***** PROVIDED DATA *****
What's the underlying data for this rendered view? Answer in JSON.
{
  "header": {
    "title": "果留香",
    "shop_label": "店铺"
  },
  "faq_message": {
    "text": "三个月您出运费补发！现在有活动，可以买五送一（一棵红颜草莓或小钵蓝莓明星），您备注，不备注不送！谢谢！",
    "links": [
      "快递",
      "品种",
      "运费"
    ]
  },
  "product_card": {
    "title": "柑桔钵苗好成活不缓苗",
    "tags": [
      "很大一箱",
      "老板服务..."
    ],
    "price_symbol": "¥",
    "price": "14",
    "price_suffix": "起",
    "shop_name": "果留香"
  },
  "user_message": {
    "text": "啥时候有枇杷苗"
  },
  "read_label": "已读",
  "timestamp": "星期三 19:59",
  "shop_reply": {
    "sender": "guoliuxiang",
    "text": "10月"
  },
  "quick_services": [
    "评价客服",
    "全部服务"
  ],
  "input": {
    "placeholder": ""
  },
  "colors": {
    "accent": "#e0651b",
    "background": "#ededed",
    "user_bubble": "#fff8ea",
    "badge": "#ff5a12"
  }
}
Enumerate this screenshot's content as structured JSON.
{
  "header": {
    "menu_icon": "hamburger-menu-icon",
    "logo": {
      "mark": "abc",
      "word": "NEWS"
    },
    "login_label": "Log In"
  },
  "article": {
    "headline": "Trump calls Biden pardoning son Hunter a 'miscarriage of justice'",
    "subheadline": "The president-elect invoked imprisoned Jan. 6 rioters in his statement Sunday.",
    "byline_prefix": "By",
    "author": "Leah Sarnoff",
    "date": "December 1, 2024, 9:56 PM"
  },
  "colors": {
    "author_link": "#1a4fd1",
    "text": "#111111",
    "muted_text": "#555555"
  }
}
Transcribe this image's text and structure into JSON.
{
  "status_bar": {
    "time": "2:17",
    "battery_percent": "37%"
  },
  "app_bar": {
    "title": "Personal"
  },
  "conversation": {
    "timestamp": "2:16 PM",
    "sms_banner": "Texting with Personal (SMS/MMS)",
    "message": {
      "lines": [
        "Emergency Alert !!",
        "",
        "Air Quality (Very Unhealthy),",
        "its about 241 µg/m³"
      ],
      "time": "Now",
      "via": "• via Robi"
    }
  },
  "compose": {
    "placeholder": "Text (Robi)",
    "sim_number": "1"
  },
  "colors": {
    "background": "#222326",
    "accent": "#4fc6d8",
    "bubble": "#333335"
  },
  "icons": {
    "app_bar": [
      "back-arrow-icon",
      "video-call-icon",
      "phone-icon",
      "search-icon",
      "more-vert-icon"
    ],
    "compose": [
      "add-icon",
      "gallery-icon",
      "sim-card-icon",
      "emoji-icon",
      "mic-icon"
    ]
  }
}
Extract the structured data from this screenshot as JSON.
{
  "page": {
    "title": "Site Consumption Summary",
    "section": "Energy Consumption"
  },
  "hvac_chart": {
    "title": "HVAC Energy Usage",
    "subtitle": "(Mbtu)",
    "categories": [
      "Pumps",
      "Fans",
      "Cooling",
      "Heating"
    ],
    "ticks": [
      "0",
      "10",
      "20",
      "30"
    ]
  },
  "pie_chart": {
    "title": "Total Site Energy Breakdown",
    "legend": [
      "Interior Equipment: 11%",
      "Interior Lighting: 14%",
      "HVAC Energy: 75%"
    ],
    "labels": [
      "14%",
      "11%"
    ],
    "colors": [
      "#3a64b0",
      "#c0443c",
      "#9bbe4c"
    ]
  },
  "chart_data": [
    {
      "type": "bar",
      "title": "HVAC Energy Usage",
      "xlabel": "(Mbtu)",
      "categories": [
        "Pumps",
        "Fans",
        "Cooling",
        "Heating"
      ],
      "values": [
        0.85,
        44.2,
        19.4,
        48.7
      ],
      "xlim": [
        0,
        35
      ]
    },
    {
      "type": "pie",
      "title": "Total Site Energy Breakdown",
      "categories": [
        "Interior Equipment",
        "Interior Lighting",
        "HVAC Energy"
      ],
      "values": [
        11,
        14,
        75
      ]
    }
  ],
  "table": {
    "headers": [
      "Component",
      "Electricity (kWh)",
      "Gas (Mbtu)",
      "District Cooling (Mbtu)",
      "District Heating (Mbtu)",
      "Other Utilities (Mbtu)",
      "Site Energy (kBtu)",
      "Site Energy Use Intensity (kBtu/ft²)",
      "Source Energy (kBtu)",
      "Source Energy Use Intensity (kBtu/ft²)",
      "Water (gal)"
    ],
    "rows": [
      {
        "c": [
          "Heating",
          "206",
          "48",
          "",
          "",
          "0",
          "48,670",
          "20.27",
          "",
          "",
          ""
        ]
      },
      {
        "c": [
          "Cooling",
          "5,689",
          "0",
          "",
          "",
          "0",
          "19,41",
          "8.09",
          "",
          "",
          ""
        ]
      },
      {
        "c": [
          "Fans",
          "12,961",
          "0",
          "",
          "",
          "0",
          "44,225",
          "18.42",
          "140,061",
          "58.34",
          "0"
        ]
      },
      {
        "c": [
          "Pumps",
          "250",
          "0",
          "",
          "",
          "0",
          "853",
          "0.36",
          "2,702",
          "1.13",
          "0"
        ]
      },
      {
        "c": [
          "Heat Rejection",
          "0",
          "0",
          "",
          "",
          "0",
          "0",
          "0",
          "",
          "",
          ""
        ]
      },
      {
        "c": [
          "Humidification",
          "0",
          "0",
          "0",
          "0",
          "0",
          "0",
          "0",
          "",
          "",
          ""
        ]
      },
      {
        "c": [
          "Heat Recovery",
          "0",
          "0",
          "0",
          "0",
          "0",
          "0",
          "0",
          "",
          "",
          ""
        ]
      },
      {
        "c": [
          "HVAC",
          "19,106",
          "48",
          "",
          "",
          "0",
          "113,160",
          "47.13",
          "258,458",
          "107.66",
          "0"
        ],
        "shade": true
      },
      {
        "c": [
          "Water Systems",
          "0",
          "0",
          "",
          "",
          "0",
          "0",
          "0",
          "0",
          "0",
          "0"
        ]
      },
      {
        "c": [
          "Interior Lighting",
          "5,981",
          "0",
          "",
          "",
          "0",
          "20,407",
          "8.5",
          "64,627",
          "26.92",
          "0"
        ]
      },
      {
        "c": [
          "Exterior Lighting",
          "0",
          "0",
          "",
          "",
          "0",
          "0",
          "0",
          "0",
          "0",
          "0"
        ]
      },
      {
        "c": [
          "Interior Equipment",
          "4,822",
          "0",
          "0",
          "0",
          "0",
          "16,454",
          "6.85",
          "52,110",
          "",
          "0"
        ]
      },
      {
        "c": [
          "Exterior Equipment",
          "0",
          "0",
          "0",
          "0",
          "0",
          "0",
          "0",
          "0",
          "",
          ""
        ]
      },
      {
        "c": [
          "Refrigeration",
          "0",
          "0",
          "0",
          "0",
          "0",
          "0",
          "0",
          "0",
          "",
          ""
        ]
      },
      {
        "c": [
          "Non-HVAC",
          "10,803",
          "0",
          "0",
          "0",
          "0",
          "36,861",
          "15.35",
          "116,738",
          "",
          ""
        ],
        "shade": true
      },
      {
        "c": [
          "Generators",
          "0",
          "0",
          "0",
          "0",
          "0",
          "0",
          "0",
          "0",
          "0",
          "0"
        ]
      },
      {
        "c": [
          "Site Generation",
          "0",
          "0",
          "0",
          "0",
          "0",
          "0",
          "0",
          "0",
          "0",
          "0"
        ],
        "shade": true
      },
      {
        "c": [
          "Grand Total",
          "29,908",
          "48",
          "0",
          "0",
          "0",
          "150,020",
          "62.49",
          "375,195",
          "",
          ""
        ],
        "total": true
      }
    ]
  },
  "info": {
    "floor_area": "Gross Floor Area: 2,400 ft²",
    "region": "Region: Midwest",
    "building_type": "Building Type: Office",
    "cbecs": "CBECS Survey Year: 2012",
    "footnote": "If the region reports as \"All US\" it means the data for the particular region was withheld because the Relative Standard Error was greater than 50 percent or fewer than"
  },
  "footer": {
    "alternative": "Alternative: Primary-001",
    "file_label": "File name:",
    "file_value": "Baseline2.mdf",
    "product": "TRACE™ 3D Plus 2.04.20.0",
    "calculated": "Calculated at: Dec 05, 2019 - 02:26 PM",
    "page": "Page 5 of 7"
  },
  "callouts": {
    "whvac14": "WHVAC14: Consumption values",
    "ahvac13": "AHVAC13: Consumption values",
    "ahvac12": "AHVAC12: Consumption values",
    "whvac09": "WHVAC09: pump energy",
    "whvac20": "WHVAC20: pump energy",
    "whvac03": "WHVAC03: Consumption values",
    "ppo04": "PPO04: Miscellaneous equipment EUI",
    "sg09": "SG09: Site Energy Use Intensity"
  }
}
*****
— PROBLEM DESCRIPTION —
Copy all the lines above that hold the string "Breakdown".

— WRITTEN RESPONSE —
    "title": "Total Site Energy Breakdown",
      "title": "Total Site Energy Breakdown",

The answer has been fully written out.